Source data —
[start]
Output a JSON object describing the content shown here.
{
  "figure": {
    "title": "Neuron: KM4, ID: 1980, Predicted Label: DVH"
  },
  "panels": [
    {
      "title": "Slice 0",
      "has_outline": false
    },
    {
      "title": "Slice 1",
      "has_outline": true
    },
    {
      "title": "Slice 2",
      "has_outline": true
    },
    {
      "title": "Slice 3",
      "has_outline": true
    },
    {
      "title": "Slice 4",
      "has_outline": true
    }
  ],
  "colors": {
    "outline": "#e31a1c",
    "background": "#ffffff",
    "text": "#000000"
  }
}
[end]
[start]
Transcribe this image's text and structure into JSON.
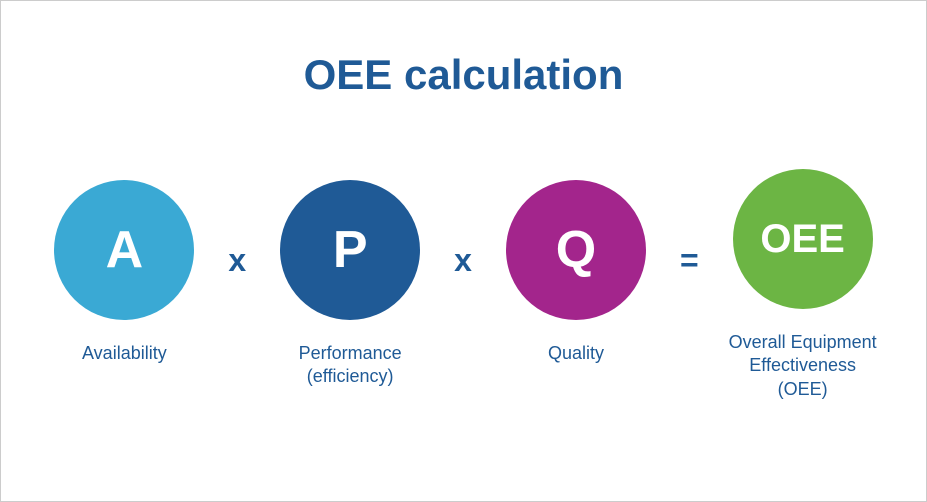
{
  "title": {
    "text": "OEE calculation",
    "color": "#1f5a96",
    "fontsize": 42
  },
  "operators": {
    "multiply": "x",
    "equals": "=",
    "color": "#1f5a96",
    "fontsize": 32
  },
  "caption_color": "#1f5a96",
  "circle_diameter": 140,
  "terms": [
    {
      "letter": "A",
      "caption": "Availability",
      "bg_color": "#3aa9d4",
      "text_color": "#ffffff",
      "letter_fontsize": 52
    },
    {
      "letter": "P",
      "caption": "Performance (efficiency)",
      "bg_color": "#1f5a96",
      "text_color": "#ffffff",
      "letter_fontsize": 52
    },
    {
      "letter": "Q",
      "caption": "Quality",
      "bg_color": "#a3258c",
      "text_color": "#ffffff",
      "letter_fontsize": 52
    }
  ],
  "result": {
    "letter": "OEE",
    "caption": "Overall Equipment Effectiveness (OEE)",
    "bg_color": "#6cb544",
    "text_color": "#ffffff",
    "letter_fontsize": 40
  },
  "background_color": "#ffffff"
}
[end]
[start]
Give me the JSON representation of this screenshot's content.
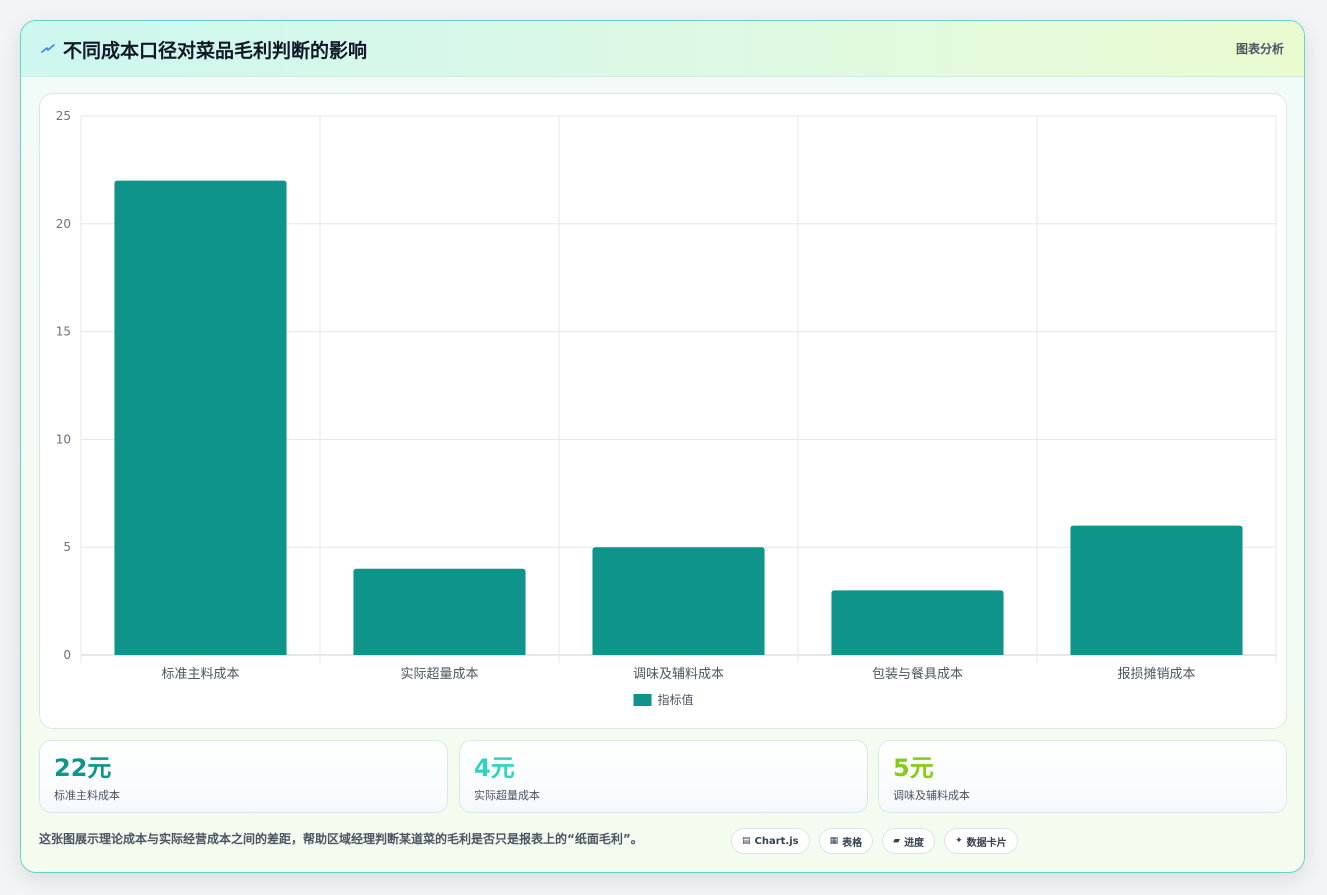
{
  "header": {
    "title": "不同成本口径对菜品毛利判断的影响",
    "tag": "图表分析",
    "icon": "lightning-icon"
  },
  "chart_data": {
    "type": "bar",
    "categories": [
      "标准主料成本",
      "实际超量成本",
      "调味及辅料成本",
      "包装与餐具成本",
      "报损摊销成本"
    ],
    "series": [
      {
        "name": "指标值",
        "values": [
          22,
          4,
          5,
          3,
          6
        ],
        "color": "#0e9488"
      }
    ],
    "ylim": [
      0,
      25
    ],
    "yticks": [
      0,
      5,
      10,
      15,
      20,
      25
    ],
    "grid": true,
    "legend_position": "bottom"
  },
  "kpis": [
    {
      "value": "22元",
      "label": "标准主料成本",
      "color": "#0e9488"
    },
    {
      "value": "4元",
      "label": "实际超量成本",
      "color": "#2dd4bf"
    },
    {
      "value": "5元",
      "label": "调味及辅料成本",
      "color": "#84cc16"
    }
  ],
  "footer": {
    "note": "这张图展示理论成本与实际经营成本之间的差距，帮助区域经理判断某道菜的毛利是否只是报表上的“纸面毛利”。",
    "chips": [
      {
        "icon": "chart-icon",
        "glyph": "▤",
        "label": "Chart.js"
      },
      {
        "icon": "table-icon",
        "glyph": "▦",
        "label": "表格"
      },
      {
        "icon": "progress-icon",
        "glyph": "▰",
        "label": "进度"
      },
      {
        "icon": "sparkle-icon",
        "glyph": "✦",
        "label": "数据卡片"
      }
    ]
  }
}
[end]
Written problem —
How many of the lines above hold "JSON"? Answer with only the number.

Response —
3